- What you are asked to do -
Pick out the lines below that include the string "Contacts".

Extracted records:
*****

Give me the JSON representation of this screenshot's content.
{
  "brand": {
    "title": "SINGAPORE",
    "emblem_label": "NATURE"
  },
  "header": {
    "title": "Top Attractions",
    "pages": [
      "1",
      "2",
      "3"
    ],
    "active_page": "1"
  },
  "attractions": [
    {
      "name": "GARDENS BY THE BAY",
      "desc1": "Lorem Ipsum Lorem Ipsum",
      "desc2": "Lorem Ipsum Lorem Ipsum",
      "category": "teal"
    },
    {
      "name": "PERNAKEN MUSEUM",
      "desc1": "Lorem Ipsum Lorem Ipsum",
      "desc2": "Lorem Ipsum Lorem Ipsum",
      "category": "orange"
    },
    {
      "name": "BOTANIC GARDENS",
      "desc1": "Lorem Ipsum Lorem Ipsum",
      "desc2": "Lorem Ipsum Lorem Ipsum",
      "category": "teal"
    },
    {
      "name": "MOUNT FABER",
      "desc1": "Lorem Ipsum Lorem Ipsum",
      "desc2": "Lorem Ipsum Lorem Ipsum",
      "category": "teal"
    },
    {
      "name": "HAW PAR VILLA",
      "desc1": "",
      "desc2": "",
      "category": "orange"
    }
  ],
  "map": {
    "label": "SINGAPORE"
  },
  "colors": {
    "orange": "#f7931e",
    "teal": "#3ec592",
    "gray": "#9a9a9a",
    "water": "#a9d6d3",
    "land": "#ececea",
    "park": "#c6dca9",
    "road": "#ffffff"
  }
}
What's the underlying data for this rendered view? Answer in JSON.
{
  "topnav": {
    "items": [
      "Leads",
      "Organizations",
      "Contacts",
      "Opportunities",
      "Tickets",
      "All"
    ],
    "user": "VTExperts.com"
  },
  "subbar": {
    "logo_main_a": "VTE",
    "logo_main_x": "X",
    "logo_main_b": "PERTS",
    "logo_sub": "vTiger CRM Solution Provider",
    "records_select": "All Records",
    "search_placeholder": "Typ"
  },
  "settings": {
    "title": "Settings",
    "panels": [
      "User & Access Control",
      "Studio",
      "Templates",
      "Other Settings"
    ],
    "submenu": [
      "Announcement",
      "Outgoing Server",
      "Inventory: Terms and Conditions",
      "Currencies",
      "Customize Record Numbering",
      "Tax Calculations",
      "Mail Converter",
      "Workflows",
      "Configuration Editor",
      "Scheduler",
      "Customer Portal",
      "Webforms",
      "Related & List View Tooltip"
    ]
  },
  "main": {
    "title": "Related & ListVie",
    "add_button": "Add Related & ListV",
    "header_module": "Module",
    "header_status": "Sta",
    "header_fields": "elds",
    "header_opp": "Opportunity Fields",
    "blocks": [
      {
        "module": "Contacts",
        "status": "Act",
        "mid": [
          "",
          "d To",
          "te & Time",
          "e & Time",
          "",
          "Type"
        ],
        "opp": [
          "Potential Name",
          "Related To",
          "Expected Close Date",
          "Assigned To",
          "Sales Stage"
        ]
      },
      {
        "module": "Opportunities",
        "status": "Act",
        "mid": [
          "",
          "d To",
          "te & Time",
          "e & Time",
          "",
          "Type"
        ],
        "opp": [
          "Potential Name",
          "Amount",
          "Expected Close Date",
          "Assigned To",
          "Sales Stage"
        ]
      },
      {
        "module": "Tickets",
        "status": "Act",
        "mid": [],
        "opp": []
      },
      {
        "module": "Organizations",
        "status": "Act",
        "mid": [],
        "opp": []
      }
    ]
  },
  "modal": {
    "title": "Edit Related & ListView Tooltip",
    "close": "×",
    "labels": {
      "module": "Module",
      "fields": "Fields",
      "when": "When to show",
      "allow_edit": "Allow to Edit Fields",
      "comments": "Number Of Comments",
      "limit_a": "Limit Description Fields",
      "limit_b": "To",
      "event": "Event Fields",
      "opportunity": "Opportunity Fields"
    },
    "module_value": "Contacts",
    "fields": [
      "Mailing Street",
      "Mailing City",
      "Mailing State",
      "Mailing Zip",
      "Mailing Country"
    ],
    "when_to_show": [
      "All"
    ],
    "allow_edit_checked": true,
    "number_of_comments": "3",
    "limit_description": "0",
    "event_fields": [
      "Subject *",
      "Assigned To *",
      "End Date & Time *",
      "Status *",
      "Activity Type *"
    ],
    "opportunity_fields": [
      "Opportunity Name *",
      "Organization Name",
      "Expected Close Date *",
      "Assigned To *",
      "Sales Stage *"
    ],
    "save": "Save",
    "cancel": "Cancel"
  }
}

*****

- Expected answer -
      "Contacts",
        "module": "Contacts",
    "module_value": "Contacts",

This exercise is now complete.